--- Data records ---

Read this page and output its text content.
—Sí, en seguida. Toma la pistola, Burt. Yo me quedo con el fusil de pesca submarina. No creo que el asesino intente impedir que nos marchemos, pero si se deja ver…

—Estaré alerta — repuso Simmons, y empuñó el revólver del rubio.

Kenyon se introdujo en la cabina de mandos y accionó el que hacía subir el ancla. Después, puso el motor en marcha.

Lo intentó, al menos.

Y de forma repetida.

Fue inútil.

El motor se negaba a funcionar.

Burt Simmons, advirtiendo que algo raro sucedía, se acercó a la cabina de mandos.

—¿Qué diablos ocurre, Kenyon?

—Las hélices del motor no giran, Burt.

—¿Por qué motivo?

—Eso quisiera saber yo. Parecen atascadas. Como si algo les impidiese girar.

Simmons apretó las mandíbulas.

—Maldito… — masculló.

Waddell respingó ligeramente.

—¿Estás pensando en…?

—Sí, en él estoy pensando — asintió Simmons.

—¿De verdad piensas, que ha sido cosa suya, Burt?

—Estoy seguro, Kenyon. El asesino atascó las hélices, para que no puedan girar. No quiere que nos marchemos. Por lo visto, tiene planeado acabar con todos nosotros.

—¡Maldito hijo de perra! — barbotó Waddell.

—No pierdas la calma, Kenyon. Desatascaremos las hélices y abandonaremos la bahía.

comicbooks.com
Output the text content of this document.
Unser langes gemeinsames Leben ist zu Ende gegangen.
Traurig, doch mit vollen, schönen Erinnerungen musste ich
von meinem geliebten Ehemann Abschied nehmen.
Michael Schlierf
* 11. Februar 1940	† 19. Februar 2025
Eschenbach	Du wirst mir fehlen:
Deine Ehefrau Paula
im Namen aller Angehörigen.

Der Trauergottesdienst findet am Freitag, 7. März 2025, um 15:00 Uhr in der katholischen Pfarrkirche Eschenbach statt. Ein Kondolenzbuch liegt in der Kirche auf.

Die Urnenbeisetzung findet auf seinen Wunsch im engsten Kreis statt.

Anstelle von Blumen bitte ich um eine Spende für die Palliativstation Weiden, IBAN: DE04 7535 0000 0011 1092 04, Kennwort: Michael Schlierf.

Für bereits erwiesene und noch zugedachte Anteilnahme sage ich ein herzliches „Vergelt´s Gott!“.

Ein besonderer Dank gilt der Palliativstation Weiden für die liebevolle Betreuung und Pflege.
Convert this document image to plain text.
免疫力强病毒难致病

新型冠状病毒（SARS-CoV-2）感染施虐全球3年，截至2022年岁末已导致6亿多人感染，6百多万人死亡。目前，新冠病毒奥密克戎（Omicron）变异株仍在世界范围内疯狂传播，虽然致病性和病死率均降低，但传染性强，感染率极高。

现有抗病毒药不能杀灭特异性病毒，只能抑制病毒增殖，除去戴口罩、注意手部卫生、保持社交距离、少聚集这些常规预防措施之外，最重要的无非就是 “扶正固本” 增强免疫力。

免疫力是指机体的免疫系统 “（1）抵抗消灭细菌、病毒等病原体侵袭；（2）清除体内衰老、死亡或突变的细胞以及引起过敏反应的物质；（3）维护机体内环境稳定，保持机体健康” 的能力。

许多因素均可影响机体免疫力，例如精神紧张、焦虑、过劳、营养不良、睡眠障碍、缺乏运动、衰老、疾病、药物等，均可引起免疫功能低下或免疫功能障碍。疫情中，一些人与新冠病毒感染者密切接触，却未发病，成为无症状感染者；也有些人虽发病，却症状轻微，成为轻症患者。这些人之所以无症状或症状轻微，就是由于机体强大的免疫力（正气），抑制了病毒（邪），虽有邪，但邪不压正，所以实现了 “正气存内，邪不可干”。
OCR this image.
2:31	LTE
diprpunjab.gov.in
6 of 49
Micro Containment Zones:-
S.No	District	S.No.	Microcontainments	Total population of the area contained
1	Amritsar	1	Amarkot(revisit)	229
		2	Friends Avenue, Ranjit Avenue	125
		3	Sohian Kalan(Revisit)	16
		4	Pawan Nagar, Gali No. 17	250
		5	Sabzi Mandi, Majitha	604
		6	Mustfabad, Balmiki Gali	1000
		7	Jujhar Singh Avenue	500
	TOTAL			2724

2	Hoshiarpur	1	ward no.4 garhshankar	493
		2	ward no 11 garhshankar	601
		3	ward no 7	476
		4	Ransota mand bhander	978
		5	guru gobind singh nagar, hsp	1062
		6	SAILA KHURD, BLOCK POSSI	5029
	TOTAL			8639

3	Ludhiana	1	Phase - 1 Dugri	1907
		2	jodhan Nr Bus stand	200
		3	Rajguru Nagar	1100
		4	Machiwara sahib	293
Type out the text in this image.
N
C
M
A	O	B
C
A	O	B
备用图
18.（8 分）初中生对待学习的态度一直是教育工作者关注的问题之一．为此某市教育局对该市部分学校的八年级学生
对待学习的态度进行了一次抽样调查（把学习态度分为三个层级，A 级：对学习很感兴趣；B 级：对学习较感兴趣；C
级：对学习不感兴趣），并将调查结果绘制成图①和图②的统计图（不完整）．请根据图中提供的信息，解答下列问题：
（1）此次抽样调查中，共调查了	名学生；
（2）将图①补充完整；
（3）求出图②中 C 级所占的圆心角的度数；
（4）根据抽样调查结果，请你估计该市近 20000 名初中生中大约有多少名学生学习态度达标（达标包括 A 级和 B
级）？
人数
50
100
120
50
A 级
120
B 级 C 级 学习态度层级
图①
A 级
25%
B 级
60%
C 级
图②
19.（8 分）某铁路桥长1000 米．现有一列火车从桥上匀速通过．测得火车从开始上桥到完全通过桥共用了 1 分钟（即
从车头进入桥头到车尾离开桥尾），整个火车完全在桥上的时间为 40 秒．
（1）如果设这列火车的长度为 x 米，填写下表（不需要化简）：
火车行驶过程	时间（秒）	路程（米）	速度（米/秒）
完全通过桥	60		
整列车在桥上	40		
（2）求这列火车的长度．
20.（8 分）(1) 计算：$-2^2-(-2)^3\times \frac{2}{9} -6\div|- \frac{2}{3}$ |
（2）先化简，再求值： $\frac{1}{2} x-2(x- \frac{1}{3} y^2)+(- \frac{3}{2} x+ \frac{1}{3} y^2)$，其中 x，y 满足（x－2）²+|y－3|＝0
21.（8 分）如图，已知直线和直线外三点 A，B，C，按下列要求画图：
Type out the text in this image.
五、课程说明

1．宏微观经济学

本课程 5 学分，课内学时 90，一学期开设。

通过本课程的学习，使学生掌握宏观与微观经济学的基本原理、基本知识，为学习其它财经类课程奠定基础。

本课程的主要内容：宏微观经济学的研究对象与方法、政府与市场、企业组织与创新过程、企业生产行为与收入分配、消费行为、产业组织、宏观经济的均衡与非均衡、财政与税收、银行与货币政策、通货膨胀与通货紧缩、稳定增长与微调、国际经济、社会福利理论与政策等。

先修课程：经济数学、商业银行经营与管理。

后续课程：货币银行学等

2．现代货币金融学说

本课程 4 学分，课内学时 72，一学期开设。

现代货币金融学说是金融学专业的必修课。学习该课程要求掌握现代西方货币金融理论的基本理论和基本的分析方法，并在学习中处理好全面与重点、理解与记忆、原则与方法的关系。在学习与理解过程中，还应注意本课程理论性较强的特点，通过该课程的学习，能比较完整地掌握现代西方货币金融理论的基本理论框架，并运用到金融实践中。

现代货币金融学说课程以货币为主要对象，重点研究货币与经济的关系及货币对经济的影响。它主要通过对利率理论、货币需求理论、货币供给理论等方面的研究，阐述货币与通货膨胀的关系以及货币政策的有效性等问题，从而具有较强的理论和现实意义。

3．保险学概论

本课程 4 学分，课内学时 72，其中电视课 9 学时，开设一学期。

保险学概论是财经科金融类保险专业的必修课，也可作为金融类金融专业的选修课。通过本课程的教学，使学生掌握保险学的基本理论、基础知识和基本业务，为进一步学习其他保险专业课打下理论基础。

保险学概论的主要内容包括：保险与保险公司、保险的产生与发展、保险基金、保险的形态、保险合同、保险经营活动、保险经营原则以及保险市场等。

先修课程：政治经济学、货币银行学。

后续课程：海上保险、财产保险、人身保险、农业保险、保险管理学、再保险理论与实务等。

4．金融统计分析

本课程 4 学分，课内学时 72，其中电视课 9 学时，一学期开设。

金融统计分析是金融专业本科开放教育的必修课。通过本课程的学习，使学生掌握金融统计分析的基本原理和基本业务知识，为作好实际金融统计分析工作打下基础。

---

-- Written problem --
Which lines hold the string "mandos"? List them all.

-- Output of the exercise --
Kenyon se introdujo en la cabina de mandos y accionó el que hacía subir el ancla. Después, puso el motor en marcha.
Burt Simmons, advirtiendo que algo raro sucedía, se acercó a la cabina de mandos.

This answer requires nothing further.